The exercise asks you to copy every line below in which "Интернет" appears.

- **RECORDS SUPPLIED**:
_____

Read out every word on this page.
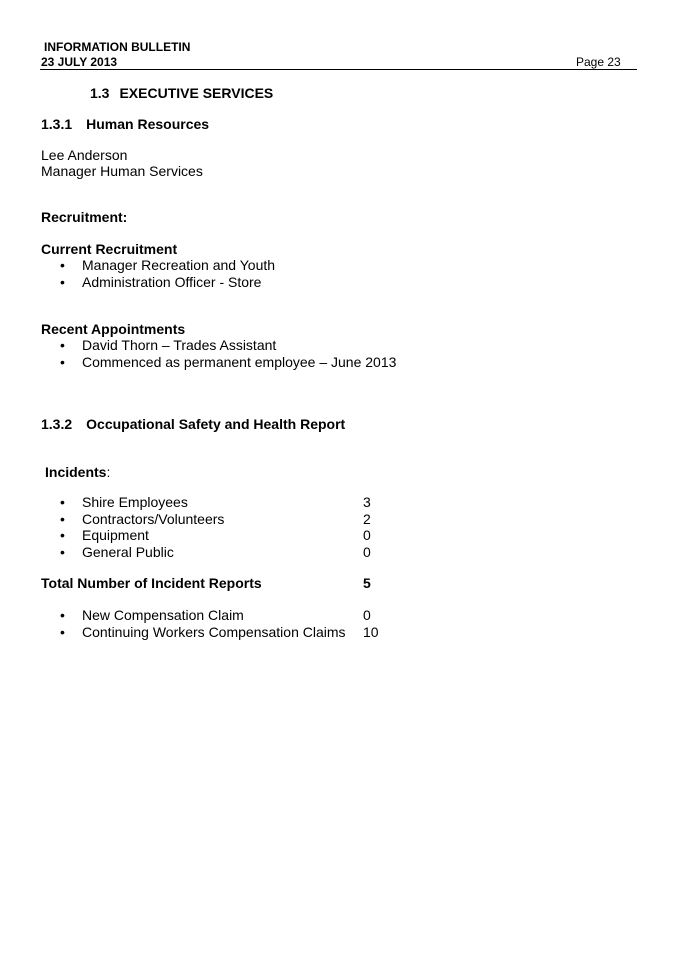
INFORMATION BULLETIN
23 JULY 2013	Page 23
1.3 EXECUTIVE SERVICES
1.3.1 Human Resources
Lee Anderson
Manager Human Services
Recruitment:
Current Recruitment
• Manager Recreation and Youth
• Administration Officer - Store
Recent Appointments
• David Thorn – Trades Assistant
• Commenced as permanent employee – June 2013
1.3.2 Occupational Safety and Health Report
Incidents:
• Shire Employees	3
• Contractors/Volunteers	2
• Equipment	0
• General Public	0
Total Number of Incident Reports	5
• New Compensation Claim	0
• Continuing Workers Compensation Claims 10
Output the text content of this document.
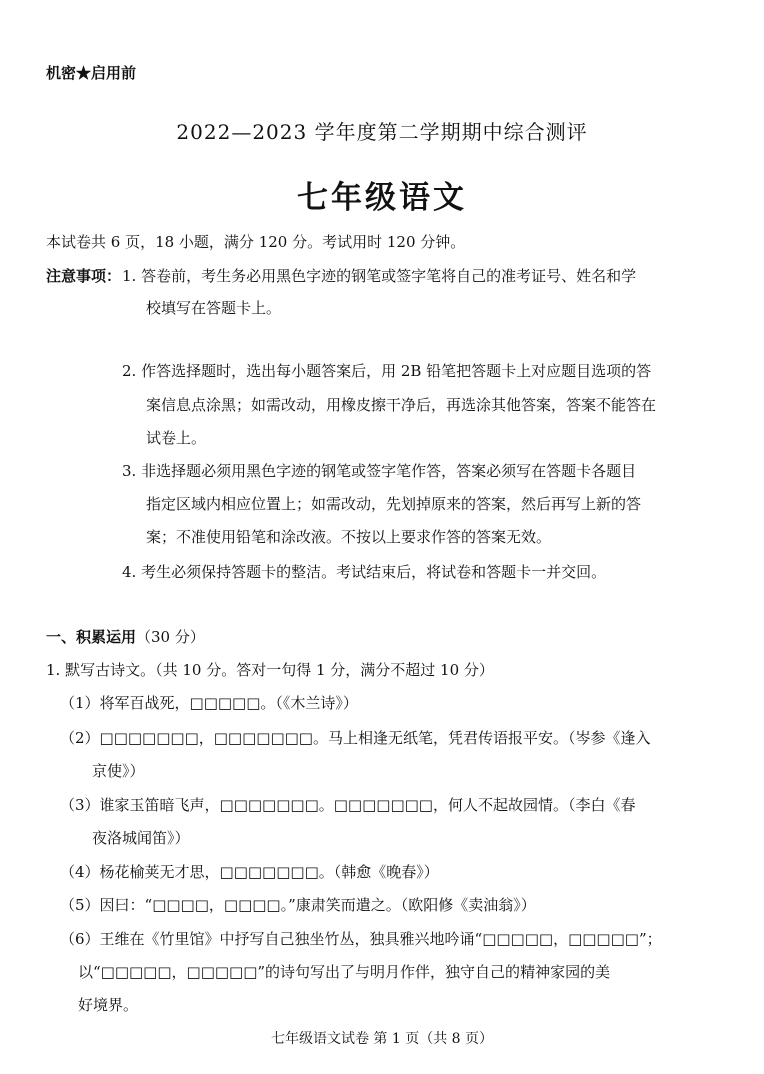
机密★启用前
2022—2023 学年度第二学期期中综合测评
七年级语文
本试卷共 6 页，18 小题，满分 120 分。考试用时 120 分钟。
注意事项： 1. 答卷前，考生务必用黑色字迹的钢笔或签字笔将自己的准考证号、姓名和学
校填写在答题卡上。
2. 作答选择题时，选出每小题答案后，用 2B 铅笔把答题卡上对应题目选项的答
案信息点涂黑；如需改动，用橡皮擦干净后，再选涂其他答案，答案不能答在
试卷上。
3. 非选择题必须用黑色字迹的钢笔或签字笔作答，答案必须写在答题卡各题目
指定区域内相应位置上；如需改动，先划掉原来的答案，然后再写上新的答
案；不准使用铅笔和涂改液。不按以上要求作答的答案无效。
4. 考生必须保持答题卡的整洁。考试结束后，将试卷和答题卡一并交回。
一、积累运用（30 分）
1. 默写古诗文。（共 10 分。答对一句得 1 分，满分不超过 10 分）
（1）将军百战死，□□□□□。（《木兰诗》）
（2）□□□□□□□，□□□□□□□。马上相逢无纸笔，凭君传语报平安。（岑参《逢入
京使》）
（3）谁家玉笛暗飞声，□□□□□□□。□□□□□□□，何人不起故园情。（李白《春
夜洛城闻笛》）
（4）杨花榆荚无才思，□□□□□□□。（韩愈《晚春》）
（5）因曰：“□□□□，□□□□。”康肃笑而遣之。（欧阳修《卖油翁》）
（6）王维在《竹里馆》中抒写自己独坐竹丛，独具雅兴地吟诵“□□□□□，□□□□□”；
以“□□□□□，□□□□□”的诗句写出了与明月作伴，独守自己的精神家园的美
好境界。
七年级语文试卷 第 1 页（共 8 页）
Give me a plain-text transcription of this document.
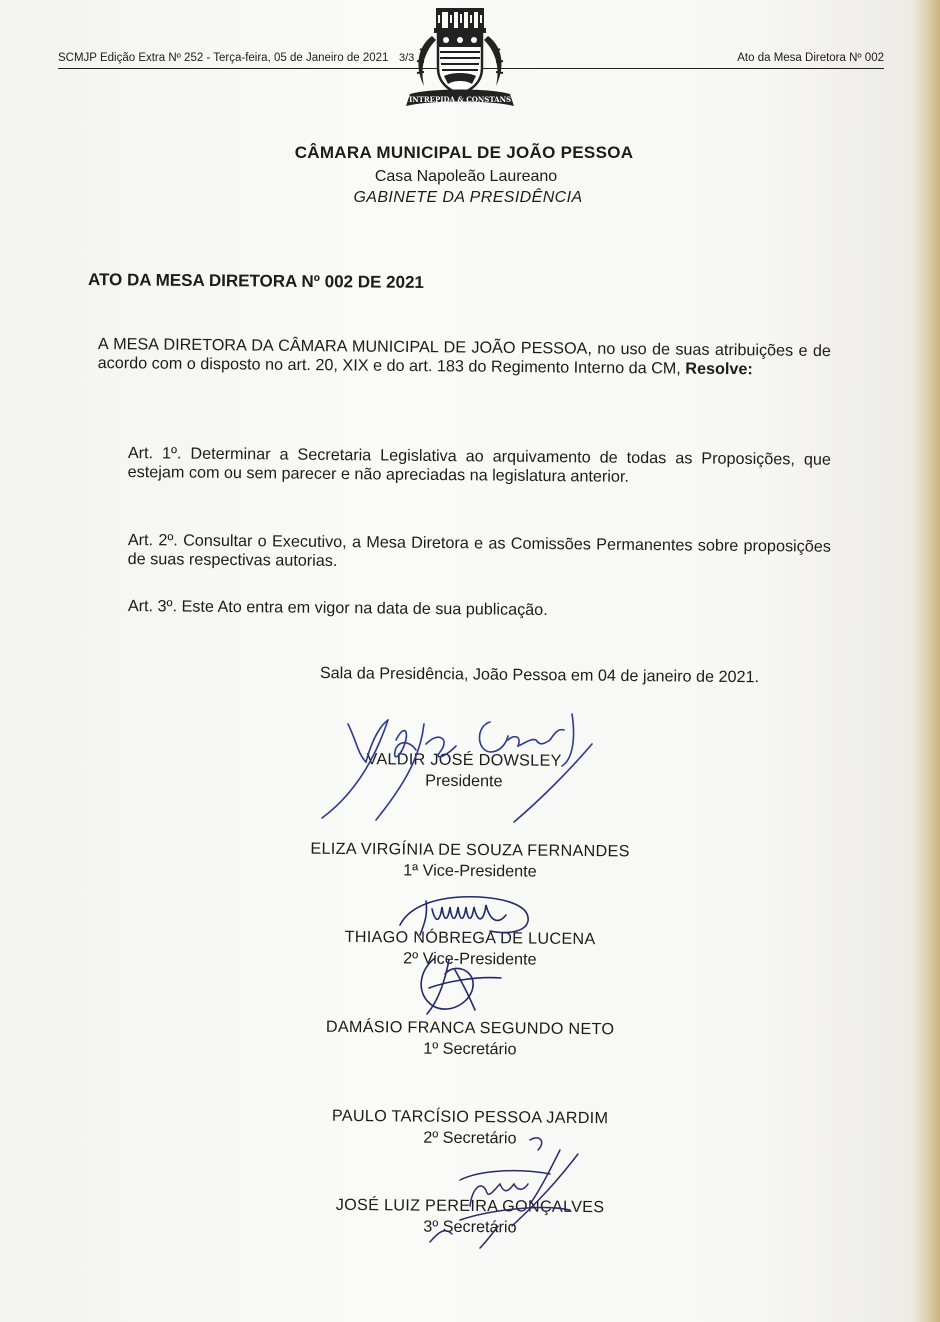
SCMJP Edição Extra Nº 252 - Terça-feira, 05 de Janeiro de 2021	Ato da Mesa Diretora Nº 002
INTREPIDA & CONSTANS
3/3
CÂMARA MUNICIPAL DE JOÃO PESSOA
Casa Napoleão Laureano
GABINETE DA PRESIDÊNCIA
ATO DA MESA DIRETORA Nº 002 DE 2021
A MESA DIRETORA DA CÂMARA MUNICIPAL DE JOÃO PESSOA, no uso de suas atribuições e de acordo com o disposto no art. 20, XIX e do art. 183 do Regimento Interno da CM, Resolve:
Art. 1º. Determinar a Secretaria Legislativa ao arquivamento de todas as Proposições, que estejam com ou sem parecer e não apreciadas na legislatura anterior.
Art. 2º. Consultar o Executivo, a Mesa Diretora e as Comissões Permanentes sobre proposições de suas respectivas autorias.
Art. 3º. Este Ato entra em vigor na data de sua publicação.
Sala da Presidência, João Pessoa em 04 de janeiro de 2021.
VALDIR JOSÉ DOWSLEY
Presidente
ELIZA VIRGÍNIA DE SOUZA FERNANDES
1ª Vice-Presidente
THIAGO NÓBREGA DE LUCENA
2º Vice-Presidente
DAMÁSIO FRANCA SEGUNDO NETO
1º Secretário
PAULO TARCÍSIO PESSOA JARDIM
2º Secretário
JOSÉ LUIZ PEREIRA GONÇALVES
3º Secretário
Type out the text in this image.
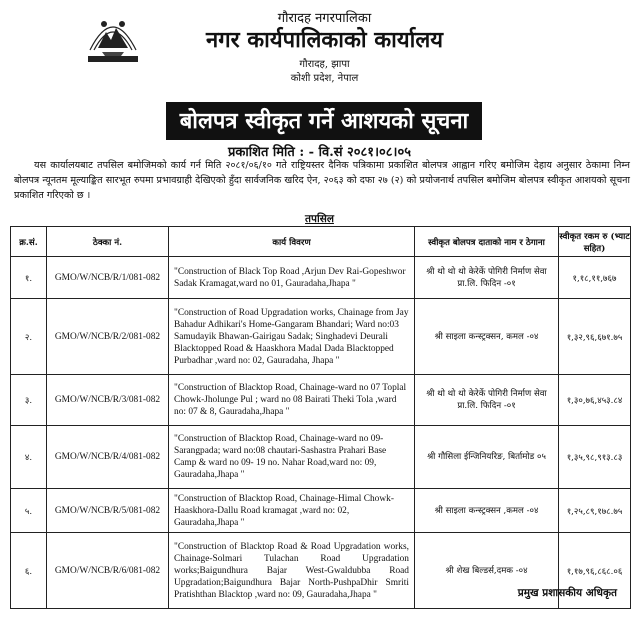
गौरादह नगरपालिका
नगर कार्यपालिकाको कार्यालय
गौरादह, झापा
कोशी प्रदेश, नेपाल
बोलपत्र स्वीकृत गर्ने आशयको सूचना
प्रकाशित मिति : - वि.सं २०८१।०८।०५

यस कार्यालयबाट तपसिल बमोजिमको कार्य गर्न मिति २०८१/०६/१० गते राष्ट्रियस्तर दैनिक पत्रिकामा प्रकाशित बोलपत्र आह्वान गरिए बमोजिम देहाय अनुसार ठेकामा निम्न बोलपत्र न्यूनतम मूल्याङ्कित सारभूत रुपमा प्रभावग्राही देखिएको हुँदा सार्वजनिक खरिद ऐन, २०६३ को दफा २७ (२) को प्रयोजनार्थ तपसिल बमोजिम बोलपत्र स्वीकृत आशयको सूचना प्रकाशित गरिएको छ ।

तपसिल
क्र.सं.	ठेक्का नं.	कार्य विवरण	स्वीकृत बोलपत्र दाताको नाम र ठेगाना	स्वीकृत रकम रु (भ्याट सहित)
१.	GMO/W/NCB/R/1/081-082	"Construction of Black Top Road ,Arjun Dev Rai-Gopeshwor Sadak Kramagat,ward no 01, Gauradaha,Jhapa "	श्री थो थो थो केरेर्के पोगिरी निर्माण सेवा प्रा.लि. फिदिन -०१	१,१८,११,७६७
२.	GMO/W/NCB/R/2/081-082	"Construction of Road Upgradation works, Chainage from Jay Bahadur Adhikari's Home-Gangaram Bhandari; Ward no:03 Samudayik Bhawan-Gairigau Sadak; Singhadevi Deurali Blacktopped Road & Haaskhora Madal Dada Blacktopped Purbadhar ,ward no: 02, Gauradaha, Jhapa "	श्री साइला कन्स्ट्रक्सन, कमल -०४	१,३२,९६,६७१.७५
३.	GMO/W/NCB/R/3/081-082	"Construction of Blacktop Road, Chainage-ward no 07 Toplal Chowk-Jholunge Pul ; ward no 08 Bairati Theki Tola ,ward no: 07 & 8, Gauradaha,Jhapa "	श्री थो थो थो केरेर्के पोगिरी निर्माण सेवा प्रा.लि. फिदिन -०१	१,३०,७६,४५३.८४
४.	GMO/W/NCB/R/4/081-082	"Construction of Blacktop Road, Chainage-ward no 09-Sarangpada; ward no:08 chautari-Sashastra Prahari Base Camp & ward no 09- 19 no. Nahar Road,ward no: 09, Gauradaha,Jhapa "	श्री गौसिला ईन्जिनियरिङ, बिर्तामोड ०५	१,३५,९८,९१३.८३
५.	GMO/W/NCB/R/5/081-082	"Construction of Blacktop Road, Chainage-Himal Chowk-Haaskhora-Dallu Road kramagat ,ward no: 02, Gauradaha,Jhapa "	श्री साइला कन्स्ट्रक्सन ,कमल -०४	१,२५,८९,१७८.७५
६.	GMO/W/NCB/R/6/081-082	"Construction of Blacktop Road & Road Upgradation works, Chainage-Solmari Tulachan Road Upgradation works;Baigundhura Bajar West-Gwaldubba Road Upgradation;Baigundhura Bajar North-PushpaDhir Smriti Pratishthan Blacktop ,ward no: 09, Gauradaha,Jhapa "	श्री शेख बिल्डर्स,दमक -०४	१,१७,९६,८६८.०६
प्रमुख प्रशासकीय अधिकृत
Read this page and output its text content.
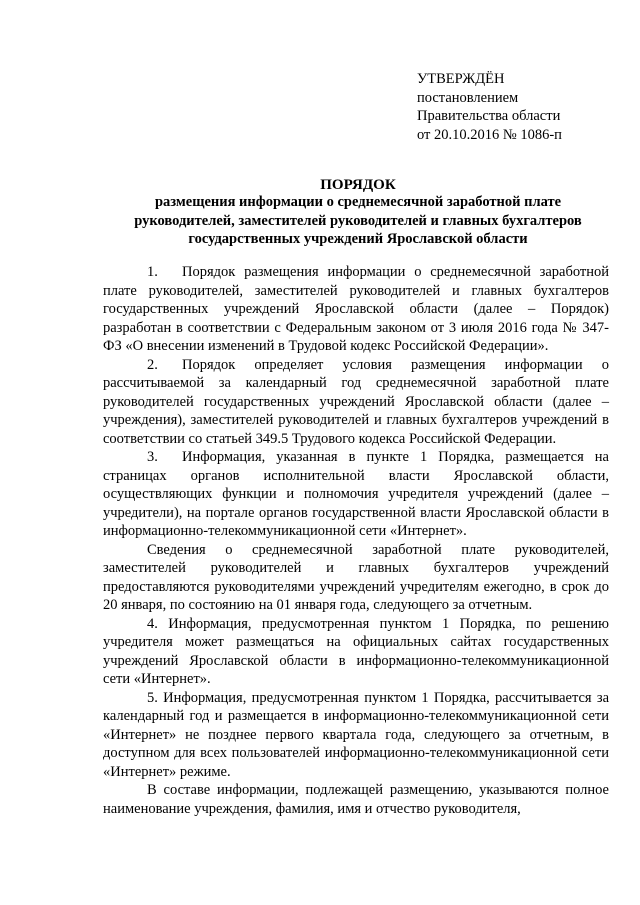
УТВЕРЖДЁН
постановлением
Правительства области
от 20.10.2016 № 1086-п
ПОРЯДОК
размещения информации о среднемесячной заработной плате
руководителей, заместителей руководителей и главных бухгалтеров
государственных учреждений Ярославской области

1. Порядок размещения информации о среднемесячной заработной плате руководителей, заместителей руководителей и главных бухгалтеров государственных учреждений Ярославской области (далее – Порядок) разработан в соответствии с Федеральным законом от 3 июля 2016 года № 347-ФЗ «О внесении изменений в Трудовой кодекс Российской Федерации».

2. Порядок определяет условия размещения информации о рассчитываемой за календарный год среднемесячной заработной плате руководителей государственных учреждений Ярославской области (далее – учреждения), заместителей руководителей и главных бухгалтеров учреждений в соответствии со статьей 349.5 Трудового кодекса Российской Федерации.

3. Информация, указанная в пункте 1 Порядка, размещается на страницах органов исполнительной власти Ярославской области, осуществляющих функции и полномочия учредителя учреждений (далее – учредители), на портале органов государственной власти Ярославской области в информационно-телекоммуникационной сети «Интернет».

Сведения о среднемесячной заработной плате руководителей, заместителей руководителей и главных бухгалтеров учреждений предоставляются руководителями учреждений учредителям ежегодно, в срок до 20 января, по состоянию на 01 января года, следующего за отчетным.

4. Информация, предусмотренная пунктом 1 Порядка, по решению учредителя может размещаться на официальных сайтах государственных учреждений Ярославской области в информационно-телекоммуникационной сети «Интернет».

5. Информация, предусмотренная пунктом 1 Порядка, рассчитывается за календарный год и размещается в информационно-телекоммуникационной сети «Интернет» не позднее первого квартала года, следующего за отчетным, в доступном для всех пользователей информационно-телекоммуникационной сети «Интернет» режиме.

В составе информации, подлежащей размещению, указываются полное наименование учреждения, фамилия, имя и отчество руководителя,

_____

- **OUTPUT FOR THIS EXERCISE**:
3. Информация, указанная в пункте 1 Порядка, размещается на страницах органов исполнительной власти Ярославской области, осуществляющих функции и полномочия учредителя учреждений (далее – учредители), на портале органов государственной власти Ярославской области в информационно-телекоммуникационной сети «Интернет».
4. Информация, предусмотренная пунктом 1 Порядка, по решению учредителя может размещаться на официальных сайтах государственных учреждений Ярославской области в информационно-телекоммуникационной сети «Интернет».
5. Информация, предусмотренная пунктом 1 Порядка, рассчитывается за календарный год и размещается в информационно-телекоммуникационной сети «Интернет» не позднее первого квартала года, следующего за отчетным, в доступном для всех пользователей информационно-телекоммуникационной сети «Интернет» режиме.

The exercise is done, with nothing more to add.